→ **Page text**:
Weight Regain after Lifestyle Interventions is Associated with Higher Risk of Liver Inflammation: A Retrospective Observational Study.

BACKGROUND: Lifestyle-induced weight loss improves metabolic health, but weight regain is common. Its hepatic consequences, particularly in relation to metabolic dysfunction-associated steatotic liver disease (MASLD), remain insufficiently characterized. METHODS: This retrospective observational study included 213 patients categorized as weight regain (≥5% lifestyle-induced weight loss followed by return to or exceeding baseline weight) or weight sustain (weight change within ±5% of baseline) over 3 years. Propensity score matching (PSM) balanced age, sex, weight, and body mass index. Clinical, biochemical, and noninvasive liver indices were compared. In a bariatric surgery subset, liver histology, transcriptomics, quantitative PCR, and immunohistochemistry were performed. RESULTS: No significant differences were found in metabolic parameters between groups. After PSM, the weight regain group showed higher alanine aminotransferase (ALT) (median 59.00 vs 41.00 IU/L, P=0.007) and aspartate aminotransferase (AST) (33.50 vs 26.00 IU/L, P=0.041). In males, ALT (88.00 vs 47.00 IU/L, P<0.001) and AST (46.00 vs 30.00 IU/L, P=0.004) remained higher. Noninvasive indices of hepatic steatosis (Dallas Steatosis Index, DSI) and fibrosis (NFS, FIB-4) did not differ. In male patients with liver biopsy samples available, liver histology showed comparable NAFLD Activity Scores (NAS) and fibrosis stages, whereas transcriptomic analysis revealed immune-related pathway enrichment. Increased hepatic CD11B and CD68 expression was confirmed by quantitative PCR and immunohistochemistry. CONCLUSION: Weight regain after lifestyle-induced weight loss is associated with early liver-related biochemical abnormalities and hepatic innate immune activation in the absence of advanced fibrosis, underscoring the need for early liver risk assessment in individuals with weight cycling.

(Structured page parsing data)
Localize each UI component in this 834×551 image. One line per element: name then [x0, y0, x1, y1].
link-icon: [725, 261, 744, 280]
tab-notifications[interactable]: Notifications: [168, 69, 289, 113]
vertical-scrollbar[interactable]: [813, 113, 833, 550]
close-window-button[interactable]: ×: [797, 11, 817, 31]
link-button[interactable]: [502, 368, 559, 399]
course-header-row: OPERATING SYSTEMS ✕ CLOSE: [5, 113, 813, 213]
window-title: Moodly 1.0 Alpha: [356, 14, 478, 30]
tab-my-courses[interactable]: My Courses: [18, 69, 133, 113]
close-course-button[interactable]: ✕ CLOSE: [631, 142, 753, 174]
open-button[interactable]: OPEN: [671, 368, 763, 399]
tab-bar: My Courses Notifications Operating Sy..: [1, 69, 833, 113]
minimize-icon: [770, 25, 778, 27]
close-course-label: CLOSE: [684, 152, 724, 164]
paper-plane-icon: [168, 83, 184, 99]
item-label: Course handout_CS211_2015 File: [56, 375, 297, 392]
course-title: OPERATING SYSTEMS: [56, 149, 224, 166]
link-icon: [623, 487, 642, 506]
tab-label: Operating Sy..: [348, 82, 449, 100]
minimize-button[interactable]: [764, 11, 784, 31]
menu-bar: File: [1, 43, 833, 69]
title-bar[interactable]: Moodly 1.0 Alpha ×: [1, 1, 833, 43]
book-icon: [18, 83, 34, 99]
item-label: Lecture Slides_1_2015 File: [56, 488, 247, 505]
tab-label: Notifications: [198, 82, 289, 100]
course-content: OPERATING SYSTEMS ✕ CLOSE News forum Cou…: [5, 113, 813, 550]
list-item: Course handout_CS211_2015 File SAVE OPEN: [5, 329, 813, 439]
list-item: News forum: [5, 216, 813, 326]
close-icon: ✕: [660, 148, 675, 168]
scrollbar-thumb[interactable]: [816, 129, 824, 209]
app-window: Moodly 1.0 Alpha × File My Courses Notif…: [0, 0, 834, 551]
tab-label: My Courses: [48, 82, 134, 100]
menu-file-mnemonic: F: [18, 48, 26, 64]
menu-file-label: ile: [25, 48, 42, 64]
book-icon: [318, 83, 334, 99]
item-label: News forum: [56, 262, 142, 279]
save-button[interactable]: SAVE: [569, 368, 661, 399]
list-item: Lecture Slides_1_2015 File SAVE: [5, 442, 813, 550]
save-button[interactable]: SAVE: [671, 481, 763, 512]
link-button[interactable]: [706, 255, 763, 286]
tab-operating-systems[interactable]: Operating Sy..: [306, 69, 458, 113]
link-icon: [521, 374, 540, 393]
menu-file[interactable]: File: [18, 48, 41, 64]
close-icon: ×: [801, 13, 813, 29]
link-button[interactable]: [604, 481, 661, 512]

→ **The task**: Condense the paragraph of the weight regain abstract that begins "BACKGROUND: Lifestyle-induced weight loss" into a short bulleted list that keeps its main facts.

→ **Answer to the exercise**:
- Background: Weight regain is common after lifestyle-induced weight loss. Its liver effects, especially in MASLD, are poorly characterized.
- Design: This was a retrospective observational study of 213 patients over 3 years.
- Groups: The weight regain group lost ≥5% and then returned to or exceeded baseline weight. The weight sustain group stayed within ±5% of baseline.
- Matching: Propensity score matching balanced age, sex, weight and BMI.
- Measures: Clinical, biochemical and noninvasive liver indices were compared. A bariatric surgery subset also had histology, transcriptomics, qPCR and immunohistochemistry.
- Metabolic parameters: These did not differ between groups.
- Liver enzymes after matching: The weight regain group had higher ALT (59.00 vs 41.00 IU/L, P=0.007) and AST (33.50 vs 26.00 IU/L, P=0.041).
- Liver enzymes in males: ALT (88.00 vs 47.00 IU/L, P<0.001) and AST (46.00 vs 30.00 IU/L, P=0.004) were also higher.
- Noninvasive indices: Steatosis (DSI) and fibrosis (NFS, FIB-4) indices did not differ.
- Male biopsies: NAS and fibrosis stages were similar. Transcriptomics showed immune-related pathway enrichment, and CD11B and CD68 expression was increased.
- Conclusion: Weight regain is linked to early liver biochemical abnormalities and innate immune activation without advanced fibrosis. This calls for early liver risk assessment in people with weight cycling.